PROBLEM DESCRIPTION » Locate all lines with the word "JSON". Copy them.

STORED RECORDS »
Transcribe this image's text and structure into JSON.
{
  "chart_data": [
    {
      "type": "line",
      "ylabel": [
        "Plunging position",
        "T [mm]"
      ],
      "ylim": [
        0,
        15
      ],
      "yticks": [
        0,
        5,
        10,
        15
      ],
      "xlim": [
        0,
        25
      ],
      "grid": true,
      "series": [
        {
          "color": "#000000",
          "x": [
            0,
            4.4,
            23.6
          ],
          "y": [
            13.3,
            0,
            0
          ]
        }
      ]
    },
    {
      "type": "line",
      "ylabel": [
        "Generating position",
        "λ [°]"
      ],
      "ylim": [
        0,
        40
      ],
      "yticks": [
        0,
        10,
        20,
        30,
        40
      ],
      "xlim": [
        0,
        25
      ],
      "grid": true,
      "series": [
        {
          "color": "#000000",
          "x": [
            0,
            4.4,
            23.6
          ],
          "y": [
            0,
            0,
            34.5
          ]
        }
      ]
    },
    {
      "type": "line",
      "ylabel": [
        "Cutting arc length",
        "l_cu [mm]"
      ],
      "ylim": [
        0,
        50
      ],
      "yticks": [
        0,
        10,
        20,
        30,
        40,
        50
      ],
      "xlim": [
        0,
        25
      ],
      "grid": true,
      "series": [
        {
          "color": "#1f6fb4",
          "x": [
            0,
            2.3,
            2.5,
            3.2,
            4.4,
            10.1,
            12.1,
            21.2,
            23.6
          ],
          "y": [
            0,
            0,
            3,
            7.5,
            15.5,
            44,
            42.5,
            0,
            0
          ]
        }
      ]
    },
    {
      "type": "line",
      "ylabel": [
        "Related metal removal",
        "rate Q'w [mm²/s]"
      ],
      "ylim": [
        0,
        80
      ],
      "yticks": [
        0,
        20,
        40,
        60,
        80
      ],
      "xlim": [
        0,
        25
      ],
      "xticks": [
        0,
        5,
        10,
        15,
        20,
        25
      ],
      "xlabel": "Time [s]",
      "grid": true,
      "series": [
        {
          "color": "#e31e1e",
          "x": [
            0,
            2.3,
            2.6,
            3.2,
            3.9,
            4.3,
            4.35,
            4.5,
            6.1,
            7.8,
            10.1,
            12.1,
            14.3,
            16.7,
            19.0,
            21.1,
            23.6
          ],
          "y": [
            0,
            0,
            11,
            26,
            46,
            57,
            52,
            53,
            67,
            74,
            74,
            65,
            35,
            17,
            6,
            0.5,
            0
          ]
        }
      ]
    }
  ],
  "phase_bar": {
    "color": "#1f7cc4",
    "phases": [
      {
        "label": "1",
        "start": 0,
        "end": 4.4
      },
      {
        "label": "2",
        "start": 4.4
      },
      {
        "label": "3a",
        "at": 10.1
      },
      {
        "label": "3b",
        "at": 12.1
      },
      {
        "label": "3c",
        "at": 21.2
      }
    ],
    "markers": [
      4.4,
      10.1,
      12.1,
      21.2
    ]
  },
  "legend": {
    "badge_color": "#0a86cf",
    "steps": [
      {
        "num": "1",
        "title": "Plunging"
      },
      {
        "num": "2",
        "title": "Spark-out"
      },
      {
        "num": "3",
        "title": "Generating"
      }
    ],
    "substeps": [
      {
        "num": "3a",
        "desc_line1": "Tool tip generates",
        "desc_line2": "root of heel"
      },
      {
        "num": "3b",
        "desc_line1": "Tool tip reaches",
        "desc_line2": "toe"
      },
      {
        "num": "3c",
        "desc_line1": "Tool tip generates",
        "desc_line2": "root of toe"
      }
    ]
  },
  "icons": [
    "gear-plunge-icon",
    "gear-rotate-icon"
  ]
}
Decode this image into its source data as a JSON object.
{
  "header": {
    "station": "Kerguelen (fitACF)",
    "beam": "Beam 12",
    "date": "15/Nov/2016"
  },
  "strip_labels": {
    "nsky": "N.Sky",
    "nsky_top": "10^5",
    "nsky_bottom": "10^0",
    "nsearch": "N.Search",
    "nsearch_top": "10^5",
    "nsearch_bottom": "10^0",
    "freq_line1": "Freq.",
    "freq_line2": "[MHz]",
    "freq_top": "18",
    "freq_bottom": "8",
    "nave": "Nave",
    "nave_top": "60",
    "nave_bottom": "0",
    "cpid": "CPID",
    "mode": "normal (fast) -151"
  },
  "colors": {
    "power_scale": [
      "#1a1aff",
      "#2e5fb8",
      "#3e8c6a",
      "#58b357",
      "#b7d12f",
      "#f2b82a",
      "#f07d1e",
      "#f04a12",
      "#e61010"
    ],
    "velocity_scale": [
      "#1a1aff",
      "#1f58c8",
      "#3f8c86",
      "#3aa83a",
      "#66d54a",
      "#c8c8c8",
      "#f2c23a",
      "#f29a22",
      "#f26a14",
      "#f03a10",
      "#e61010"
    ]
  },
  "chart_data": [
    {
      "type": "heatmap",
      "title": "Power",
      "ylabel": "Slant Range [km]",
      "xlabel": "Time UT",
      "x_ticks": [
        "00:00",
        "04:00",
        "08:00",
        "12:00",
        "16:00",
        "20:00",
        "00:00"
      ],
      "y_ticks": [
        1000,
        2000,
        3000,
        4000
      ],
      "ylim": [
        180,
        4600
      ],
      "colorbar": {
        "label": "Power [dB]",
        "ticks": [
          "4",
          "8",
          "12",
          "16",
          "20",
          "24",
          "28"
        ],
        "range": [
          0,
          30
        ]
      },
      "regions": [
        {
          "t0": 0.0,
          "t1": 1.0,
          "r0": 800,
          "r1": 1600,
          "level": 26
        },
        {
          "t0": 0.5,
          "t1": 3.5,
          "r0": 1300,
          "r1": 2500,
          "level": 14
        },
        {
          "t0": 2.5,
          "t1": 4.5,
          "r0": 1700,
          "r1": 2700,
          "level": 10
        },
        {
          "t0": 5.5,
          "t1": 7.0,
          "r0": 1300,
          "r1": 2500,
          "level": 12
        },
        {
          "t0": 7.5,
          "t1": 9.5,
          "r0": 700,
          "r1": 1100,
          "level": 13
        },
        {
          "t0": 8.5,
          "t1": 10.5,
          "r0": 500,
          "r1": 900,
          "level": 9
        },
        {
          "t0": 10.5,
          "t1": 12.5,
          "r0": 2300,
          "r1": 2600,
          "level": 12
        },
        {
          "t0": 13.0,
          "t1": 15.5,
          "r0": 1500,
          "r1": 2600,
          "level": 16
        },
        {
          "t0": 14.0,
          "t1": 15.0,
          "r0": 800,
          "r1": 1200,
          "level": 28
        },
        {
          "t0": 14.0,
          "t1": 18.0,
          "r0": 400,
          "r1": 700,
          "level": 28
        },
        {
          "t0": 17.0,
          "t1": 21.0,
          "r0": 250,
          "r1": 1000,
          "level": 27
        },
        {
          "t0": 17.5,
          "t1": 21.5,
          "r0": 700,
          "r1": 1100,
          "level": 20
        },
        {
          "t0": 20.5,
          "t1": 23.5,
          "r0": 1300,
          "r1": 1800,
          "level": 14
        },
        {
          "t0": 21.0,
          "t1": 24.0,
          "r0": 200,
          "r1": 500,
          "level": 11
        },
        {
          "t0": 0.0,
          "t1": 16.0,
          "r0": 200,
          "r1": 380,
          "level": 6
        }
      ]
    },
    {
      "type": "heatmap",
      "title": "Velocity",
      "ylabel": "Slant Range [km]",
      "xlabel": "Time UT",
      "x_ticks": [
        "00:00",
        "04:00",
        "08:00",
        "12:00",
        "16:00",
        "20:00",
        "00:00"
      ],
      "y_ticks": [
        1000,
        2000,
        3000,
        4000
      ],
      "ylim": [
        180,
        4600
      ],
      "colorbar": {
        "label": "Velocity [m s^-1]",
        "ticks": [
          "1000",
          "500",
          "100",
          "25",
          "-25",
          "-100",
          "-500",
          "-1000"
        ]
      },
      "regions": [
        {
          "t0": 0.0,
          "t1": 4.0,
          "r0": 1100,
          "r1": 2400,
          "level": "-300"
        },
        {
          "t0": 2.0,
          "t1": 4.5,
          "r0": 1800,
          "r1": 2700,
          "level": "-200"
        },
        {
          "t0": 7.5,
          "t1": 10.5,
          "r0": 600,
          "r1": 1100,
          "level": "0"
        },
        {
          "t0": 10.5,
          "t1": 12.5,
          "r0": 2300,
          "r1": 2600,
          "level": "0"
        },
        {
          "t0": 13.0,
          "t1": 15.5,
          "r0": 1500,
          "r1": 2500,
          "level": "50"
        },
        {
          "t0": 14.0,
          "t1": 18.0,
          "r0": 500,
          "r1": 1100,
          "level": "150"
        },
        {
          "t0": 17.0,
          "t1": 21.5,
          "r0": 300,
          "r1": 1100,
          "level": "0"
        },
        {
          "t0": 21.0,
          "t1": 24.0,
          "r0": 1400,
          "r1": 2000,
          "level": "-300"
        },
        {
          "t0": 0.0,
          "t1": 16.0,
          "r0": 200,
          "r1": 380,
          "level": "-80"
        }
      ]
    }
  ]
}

THE COMPLETED TASK »
Transcribe this image's text and structure into JSON.
Decode this image into its source data as a JSON object.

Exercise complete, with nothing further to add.